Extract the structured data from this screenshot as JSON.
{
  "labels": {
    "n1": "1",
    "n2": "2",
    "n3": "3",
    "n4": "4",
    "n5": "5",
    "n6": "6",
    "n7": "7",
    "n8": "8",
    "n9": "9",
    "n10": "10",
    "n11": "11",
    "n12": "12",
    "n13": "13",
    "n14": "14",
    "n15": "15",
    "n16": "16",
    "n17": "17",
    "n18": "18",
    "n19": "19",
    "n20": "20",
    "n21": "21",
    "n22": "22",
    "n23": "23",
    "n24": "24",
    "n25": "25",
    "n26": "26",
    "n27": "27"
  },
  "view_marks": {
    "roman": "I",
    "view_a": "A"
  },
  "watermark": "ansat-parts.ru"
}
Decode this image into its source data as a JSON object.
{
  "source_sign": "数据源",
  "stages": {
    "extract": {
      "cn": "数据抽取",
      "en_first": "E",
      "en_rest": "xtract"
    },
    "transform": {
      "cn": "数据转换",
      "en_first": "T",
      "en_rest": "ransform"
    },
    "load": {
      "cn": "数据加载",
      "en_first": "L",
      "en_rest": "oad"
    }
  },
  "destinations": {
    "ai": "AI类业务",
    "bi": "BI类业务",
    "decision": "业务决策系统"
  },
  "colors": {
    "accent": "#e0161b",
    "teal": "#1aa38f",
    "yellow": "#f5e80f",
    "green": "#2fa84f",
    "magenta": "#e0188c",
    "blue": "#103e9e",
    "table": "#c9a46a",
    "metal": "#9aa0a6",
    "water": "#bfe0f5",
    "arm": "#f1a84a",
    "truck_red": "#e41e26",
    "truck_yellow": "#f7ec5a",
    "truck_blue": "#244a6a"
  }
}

Set problem - Write the listing out again, exactly as shown above.

Finished answer -
Extract the structured data from this screenshot as JSON.
{
  "labels": {
    "n1": "1",
    "n2": "2",
    "n3": "3",
    "n4": "4",
    "n5": "5",
    "n6": "6",
    "n7": "7",
    "n8": "8",
    "n9": "9",
    "n10": "10",
    "n11": "11",
    "n12": "12",
    "n13": "13",
    "n14": "14",
    "n15": "15",
    "n16": "16",
    "n17": "17",
    "n18": "18",
    "n19": "19",
    "n20": "20",
    "n21": "21",
    "n22": "22",
    "n23": "23",
    "n24": "24",
    "n25": "25",
    "n26": "26",
    "n27": "27"
  },
  "view_marks": {
    "roman": "I",
    "view_a": "A"
  },
  "watermark": "ansat-parts.ru"
}
Decode this image into its source data as a JSON object.
{
  "source_sign": "数据源",
  "stages": {
    "extract": {
      "cn": "数据抽取",
      "en_first": "E",
      "en_rest": "xtract"
    },
    "transform": {
      "cn": "数据转换",
      "en_first": "T",
      "en_rest": "ransform"
    },
    "load": {
      "cn": "数据加载",
      "en_first": "L",
      "en_rest": "oad"
    }
  },
  "destinations": {
    "ai": "AI类业务",
    "bi": "BI类业务",
    "decision": "业务决策系统"
  },
  "colors": {
    "accent": "#e0161b",
    "teal": "#1aa38f",
    "yellow": "#f5e80f",
    "green": "#2fa84f",
    "magenta": "#e0188c",
    "blue": "#103e9e",
    "table": "#c9a46a",
    "metal": "#9aa0a6",
    "water": "#bfe0f5",
    "arm": "#f1a84a",
    "truck_red": "#e41e26",
    "truck_yellow": "#f7ec5a",
    "truck_blue": "#244a6a"
  }
}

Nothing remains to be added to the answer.